• [Exercise details]: Transcribe the full listing below exactly.

start Material

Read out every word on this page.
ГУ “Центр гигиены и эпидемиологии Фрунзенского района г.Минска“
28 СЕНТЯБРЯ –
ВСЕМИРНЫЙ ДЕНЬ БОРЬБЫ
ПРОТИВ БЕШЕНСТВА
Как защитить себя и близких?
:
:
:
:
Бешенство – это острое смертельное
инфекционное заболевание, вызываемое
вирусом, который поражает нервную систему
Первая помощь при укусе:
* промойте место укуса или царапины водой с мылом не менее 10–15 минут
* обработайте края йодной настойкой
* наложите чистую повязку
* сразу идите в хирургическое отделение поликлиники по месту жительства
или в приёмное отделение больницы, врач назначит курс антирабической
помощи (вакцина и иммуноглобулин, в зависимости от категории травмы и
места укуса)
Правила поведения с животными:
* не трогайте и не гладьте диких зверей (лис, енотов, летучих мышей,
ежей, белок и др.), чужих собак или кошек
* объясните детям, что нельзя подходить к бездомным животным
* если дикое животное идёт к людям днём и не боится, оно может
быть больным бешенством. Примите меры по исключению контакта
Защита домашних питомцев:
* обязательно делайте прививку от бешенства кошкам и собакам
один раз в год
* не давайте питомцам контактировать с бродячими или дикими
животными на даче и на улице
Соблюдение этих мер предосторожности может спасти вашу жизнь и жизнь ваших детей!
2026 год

end Material

• [Response to the exercise]:
Read out every word on this page.
ГУ “Центр гигиены и эпидемиологии Фрунзенского района г.Минска“
28 СЕНТЯБРЯ –
ВСЕМИРНЫЙ ДЕНЬ БОРЬБЫ
ПРОТИВ БЕШЕНСТВА
Как защитить себя и близких?
:
:
:
:
Бешенство – это острое смертельное
инфекционное заболевание, вызываемое
вирусом, который поражает нервную систему
Первая помощь при укусе:
* промойте место укуса или царапины водой с мылом не менее 10–15 минут
* обработайте края йодной настойкой
* наложите чистую повязку
* сразу идите в хирургическое отделение поликлиники по месту жительства
или в приёмное отделение больницы, врач назначит курс антирабической
помощи (вакцина и иммуноглобулин, в зависимости от категории травмы и
места укуса)
Правила поведения с животными:
* не трогайте и не гладьте диких зверей (лис, енотов, летучих мышей,
ежей, белок и др.), чужих собак или кошек
* объясните детям, что нельзя подходить к бездомным животным
* если дикое животное идёт к людям днём и не боится, оно может
быть больным бешенством. Примите меры по исключению контакта
Защита домашних питомцев:
* обязательно делайте прививку от бешенства кошкам и собакам
один раз в год
* не давайте питомцам контактировать с бродячими или дикими
животными на даче и на улице
Соблюдение этих мер предосторожности может спасти вашу жизнь и жизнь ваших детей!
2026 год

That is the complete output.